# Data rows

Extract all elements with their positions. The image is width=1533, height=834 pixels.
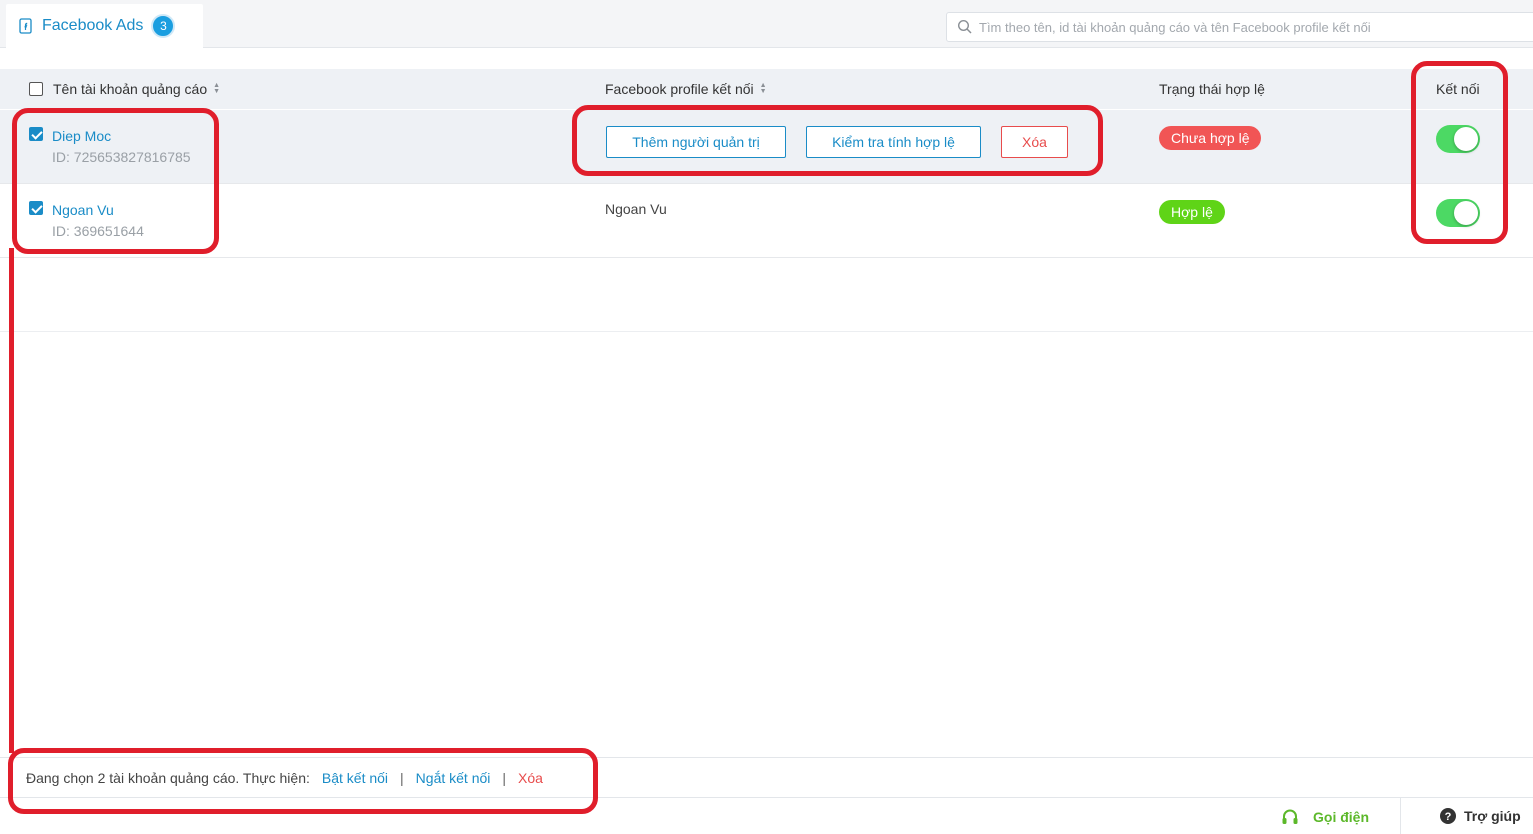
headset-icon (1281, 808, 1299, 826)
row-checkbox[interactable] (29, 201, 43, 220)
delete-button[interactable]: Xóa (1001, 126, 1068, 158)
header-profile-label: Facebook profile kết nối (605, 81, 754, 97)
tab-label: Facebook Ads (42, 17, 144, 34)
search-box (946, 12, 1533, 42)
facebook-page-icon (18, 18, 34, 34)
tab-facebook-ads[interactable]: Facebook Ads 3 (6, 4, 203, 48)
svg-text:?: ? (1445, 811, 1452, 823)
search-input[interactable] (979, 19, 1519, 35)
account-id: ID: 369651644 (52, 223, 144, 239)
search-icon (957, 19, 973, 35)
call-button[interactable]: Gọi điện (1281, 808, 1369, 826)
selection-bar: Đang chọn 2 tài khoản quảng cáo. Thực hi… (0, 757, 1533, 797)
call-label: Gọi điện (1313, 809, 1369, 825)
tab-count-badge: 3 (151, 14, 176, 38)
toggle-knob (1454, 201, 1478, 225)
check-validity-button[interactable]: Kiểm tra tính hợp lệ (806, 126, 981, 158)
select-all-checkbox[interactable] (29, 82, 43, 96)
table-row[interactable]: Diep Moc ID: 725653827816785 Thêm người … (0, 110, 1533, 184)
annotation-connector-line (9, 248, 14, 753)
account-name-link[interactable]: Diep Moc (52, 128, 111, 144)
status-badge: Chưa hợp lệ (1159, 126, 1262, 150)
header-connect-label: Kết nối (1436, 81, 1480, 97)
sort-icon[interactable]: ▲ ▼ (760, 82, 767, 95)
top-bar: Facebook Ads 3 (0, 0, 1533, 48)
separator: | (502, 769, 507, 786)
divider (1400, 798, 1401, 834)
disconnect-link[interactable]: Ngắt kết nối (416, 770, 491, 786)
header-account[interactable]: Tên tài khoản quảng cáo ▲ ▼ (29, 69, 220, 109)
help-icon: ? (1440, 808, 1456, 824)
account-id: ID: 725653827816785 (52, 149, 191, 165)
status-badge: Hợp lệ (1159, 200, 1225, 224)
account-name-link[interactable]: Ngoan Vu (52, 202, 114, 218)
help-button[interactable]: ? Trợ giúp (1440, 808, 1521, 824)
toggle-knob (1454, 127, 1478, 151)
connect-toggle[interactable] (1436, 199, 1480, 227)
enable-connection-link[interactable]: Bật kết nối (322, 770, 388, 786)
header-connect: Kết nối (1436, 69, 1480, 109)
checkbox-checked[interactable] (29, 201, 43, 215)
help-label: Trợ giúp (1464, 808, 1521, 824)
table-header: Tên tài khoản quảng cáo ▲ ▼ Facebook prof… (0, 69, 1533, 109)
divider (0, 331, 1533, 332)
checkbox-checked[interactable] (29, 127, 43, 141)
header-status-label: Trạng thái hợp lệ (1159, 81, 1265, 97)
add-admin-button[interactable]: Thêm người quản trị (606, 126, 786, 158)
separator: | (400, 769, 404, 786)
header-profile[interactable]: Facebook profile kết nối ▲ ▼ (605, 69, 767, 109)
row-checkbox[interactable] (29, 127, 43, 146)
header-account-label: Tên tài khoản quảng cáo (53, 81, 208, 97)
sort-icon[interactable]: ▲ ▼ (213, 82, 220, 95)
connect-toggle[interactable] (1436, 125, 1480, 153)
selection-text: Đang chọn 2 tài khoản quảng cáo. Thực hi… (26, 769, 310, 786)
header-status: Trạng thái hợp lệ (1159, 69, 1265, 109)
delete-selected-link[interactable]: Xóa (518, 770, 543, 786)
table-row[interactable]: Ngoan Vu ID: 369651644 Ngoan Vu Hợp lệ (0, 184, 1533, 258)
support-bar: Gọi điện ? Trợ giúp (0, 797, 1533, 834)
profile-name: Ngoan Vu (605, 201, 667, 217)
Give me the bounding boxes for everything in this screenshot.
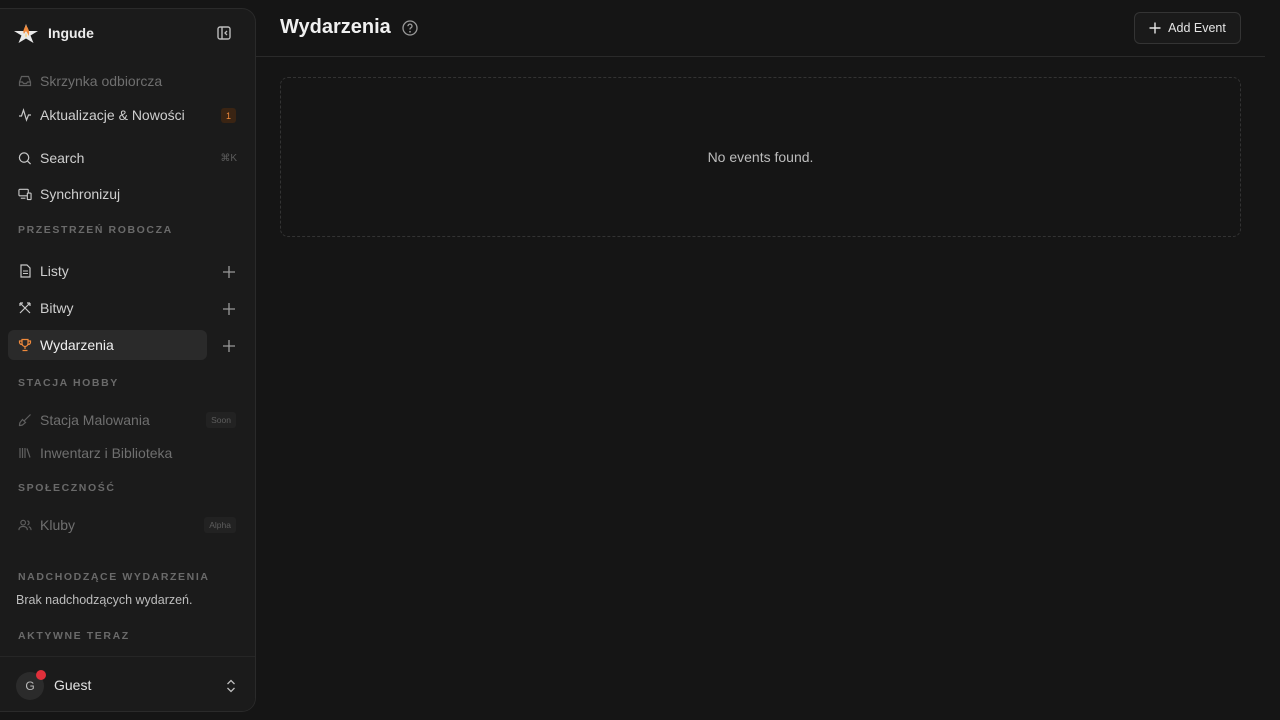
nav-item-updates[interactable]: Aktualizacje & Nowości 1 [8,100,244,130]
nav-item-label: Bitwy [40,300,74,316]
sidebar: Ingude Skrzynka odbiorcza Aktualizacje &… [0,8,256,712]
page-title: Wydarzenia [280,16,391,38]
search-icon [18,151,32,165]
section-label-workspace: PRZESTRZEŃ ROBOCZA [18,224,173,236]
events-empty-state: No events found. [280,77,1241,237]
add-event-button[interactable]: Add Event [1134,12,1241,44]
help-icon[interactable] [402,20,418,36]
page-header: Wydarzenia Add Event [256,0,1265,57]
nav-item-search[interactable]: Search ⌘K [8,143,244,173]
empty-state-text: No events found. [707,149,814,165]
brand[interactable]: Ingude [12,21,94,45]
plus-icon [1149,22,1161,34]
sidebar-collapse-icon [217,26,231,40]
section-label-hobby: STACJA HOBBY [18,377,119,389]
brand-name: Ingude [48,25,94,41]
section-label-active-now: AKTYWNE TERAZ [18,630,130,642]
flame-star-logo-icon [12,21,40,45]
activity-icon [18,108,32,122]
nav-item-label: Wydarzenia [40,337,114,353]
nav-item-label: Skrzynka odbiorcza [40,73,163,89]
nav-item-painting-station[interactable]: Stacja Malowania Soon [8,405,244,435]
upcoming-empty-text: Brak nadchodzących wydarzeń. [16,593,193,607]
app-root: Ingude Skrzynka odbiorcza Aktualizacje &… [0,0,1280,720]
section-label-community: SPOŁECZNOŚĆ [18,482,116,494]
nav-item-clubs[interactable]: Kluby Alpha [8,510,244,540]
trophy-icon [18,338,32,352]
nav-item-library[interactable]: Inwentarz i Biblioteka [8,438,244,468]
soon-badge: Soon [206,412,236,428]
add-list-button[interactable] [220,263,238,281]
nav-item-label: Kluby [40,517,76,533]
plus-icon [223,266,235,278]
users-icon [18,518,32,532]
nav-item-events[interactable]: Wydarzenia [8,330,207,360]
swords-icon [18,301,32,315]
inbox-icon [18,74,32,88]
nav-item-label: Stacja Malowania [40,412,150,428]
nav-item-lists[interactable]: Listy [8,256,244,286]
updates-count-badge: 1 [221,108,236,123]
nav-item-label: Aktualizacje & Nowości [40,107,185,123]
nav-item-sync[interactable]: Synchronizuj [8,179,244,209]
collapse-sidebar-button[interactable] [215,24,233,42]
search-shortcut: ⌘K [220,152,237,164]
user-name: Guest [54,677,92,693]
plus-icon [223,303,235,315]
devices-icon [18,187,32,201]
add-battle-button[interactable] [220,300,238,318]
add-event-sidebar-button[interactable] [220,337,238,355]
nav-item-label: Synchronizuj [40,186,121,202]
plus-icon [223,340,235,352]
brush-icon [18,413,32,427]
nav-item-label: Inwentarz i Biblioteka [40,445,173,461]
add-event-label: Add Event [1168,21,1226,35]
chevron-up-down-icon[interactable] [224,678,238,694]
nav-item-label: Listy [40,263,69,279]
library-icon [18,446,32,460]
section-label-upcoming: NADCHODZĄCE WYDARZENIA [18,571,210,583]
nav-item-label: Search [40,150,85,166]
notification-dot [36,670,46,680]
nav-item-inbox[interactable]: Skrzynka odbiorcza [8,66,244,96]
nav-item-battles[interactable]: Bitwy [8,293,244,323]
alpha-badge: Alpha [204,517,236,533]
file-icon [18,264,32,278]
user-menu[interactable]: G Guest [0,656,255,711]
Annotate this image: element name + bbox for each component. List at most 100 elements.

# Written exercise
How many lines in the items above contain the string "events"? Reply with the number alone.

# Response
3